DOCUMENT EXTRACT:
_____

# Romance, Religion and Loneliness



## Justice44 (Apr 5, 2010)

Religion and romance are often cultural instruments that are used to cure loneliness and establish a purpose in life. People fear if they fail to have at least one of these things, they will suffer some type of intangible loneliness. Many people strongly believe that strong platonic relationships are not enough to eliminate loneliness. A solid romantic relationship is the only way to avoid the pain of being lonely. In addition, many people contend that atheists also suffer from intangible loneliness even if they have strong romantic, platonic and family relationships. What is this intangible loneliness that romance and religion resolves? 

The second cherished axiom of romance and religion is that it makes you “complete.” What does being “complete” mean? If anyone can provide any insight concerning any of these questions, it would be greatly appreciated.
Note: I am using the word romance in the following context:
Being in love and/or loving someone in the romantic sense.

_____

THE TASKS:
A. Turn the paragraph of the post on romance, religion and loneliness that begins "Religion and romance are often cultural instruments" into a short bulleted list that keeps its main points.
B. Answer these questions from the post on romance, religion and loneliness:
(i) What two things are religion and romance said to be used for as cultural instruments?
(ii) What is described as the second cherished axiom of romance and religion?
(iii) In what sense does the post use the word "romance"?
C. Write what comes next in the post on romance, religion and loneliness, starting after its final line.

[Collection entries]
_____

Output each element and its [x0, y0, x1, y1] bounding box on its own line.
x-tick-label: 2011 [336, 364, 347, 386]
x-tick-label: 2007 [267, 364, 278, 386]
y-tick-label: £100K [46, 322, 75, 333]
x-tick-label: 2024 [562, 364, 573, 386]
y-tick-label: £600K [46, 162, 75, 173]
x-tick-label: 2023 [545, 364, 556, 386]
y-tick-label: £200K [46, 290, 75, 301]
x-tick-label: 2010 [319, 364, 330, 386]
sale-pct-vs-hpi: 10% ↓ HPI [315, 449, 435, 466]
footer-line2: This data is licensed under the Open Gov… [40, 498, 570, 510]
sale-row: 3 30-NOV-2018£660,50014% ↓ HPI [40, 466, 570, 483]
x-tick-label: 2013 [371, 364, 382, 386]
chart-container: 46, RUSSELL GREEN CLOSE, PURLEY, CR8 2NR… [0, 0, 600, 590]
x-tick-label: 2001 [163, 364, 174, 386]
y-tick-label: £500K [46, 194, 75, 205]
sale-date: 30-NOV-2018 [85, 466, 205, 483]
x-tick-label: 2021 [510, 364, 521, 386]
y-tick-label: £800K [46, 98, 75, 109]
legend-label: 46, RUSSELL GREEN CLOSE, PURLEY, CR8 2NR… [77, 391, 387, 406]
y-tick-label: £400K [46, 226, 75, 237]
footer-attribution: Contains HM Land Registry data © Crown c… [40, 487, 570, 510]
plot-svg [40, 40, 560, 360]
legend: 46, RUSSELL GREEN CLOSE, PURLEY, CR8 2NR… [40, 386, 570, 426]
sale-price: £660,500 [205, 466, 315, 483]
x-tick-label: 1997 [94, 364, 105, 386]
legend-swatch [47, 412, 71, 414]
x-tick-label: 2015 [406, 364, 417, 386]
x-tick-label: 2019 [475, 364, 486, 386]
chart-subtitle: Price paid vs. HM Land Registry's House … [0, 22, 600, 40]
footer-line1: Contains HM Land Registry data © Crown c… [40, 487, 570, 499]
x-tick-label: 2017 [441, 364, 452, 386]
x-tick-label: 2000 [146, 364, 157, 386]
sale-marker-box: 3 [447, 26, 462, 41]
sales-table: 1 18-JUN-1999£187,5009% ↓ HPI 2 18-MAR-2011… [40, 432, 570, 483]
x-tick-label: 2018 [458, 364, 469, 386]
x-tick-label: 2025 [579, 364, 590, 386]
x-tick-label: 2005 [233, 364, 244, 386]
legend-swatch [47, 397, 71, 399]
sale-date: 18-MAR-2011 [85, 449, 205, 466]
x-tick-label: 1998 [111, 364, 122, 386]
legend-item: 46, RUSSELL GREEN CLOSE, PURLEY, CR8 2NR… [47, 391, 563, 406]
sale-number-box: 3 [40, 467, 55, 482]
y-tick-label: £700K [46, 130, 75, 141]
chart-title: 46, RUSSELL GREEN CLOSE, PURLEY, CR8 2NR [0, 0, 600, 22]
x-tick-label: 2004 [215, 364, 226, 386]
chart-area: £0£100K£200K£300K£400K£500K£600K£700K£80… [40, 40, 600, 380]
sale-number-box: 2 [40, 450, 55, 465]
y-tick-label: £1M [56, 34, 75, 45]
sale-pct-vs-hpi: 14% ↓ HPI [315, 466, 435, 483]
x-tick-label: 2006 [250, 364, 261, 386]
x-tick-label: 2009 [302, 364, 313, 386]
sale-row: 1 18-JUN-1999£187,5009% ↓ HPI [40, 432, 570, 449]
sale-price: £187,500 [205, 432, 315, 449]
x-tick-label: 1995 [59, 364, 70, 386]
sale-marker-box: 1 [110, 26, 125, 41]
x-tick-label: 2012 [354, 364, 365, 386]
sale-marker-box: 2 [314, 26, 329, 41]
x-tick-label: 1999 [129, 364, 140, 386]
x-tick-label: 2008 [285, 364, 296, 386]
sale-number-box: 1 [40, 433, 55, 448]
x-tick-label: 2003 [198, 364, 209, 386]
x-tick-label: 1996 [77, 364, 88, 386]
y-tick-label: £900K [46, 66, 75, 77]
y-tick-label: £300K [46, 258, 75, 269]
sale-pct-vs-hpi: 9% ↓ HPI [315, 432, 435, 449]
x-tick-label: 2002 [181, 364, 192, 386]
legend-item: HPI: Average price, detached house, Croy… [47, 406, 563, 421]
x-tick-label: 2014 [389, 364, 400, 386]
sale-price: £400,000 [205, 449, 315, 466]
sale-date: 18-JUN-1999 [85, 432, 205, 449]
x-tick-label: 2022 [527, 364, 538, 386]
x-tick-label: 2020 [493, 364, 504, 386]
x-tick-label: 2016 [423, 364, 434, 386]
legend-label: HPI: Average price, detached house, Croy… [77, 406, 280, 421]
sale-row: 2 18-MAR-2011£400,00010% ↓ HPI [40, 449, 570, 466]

_____

ANSWERS TO EACH TASK:
A.
- Religion and romance are often cultural instruments used to cure loneliness and establish a purpose in life.
- People fear that without at least one of them, they will suffer some type of intangible loneliness.
- Many people strongly believe strong platonic relationships are not enough to eliminate loneliness, and that a solid romantic relationship is the only way to avoid it.
- Many people contend that atheists also suffer intangible loneliness, even with strong romantic, platonic and family relationships.
- The paragraph asks what this intangible loneliness is that romance and religion resolve.

B.
(i) To cure loneliness and establish a purpose in life.
(ii) That it makes you "complete."
(iii) Being in love and/or loving someone in the romantic sense.

C.
----------



## mike1 (Jun 15, 2009)

If you are a Christian and believer in God it's very simple. We are created by God and instinctively know that we are created. Just as we know a watch we see lying on the beach was created by something intelligent, we know that us, being infinitely more complex then a watch were also created. We are created by God and naturally want to be close to that creator just as we want to be close to our parents. Understanding and knowing that there is a purpose in life that means something, that there is something else brings meaning and a completeness to ones life that simply isn't obtainable any other way. 

Romantic relationships are directly related to this. God created man and woman to be with each other. He created Eve from the very flesh and bone of Adam, and for that reason, the Bible says, Adam called her woman, and, for that reason a man is to leave mother and father and be united to his wife to become one flesh. In order to be one we want/need/crave to be with our wives or husbands. 

Feeling complete is exactly how it sounds. Or perhaps it's easier to explain what how you feel when you're not complete. You feel empty or like there is a hole in your life. Perhaps life doesn't have the meaning you think it should and you keep searching for something. Feeling complete is the absence of this hole, you aren't searching for meaning because you have it. 

enough rambling, just my $0.02


----------



## Deejo (May 20, 2008)

I see it even more simply, and I will posit it using atheism.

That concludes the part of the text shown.